> [MATERIALS PROVIDED]
==============================
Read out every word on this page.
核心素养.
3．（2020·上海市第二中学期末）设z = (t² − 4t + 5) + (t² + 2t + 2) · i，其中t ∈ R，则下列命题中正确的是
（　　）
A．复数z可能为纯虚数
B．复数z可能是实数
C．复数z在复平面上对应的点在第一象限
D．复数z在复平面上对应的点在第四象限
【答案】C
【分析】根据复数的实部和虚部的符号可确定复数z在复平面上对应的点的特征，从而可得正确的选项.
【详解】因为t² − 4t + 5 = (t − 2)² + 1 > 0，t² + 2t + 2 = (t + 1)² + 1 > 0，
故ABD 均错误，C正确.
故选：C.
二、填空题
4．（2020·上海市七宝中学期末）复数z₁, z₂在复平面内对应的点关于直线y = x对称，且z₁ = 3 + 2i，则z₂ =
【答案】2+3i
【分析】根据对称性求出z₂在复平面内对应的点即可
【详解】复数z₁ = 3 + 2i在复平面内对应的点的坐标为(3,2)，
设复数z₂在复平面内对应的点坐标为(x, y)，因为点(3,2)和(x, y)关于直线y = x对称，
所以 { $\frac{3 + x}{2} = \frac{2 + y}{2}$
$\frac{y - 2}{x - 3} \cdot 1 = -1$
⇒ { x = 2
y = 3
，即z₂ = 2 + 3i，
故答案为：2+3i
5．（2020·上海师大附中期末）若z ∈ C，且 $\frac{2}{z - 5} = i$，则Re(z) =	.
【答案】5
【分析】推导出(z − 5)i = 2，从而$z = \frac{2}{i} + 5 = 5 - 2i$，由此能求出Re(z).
==============================
> [EXERCISE]
Lines holding the word "复数z₁" in the entries above are the ones to pull out. Copy them all.

> [ANSWER TO THE EXERCISE]
4．（2020·上海市七宝中学期末）复数z₁, z₂在复平面内对应的点关于直线y = x对称，且z₁ = 3 + 2i，则z₂ =
【详解】复数z₁ = 3 + 2i在复平面内对应的点的坐标为(3,2)，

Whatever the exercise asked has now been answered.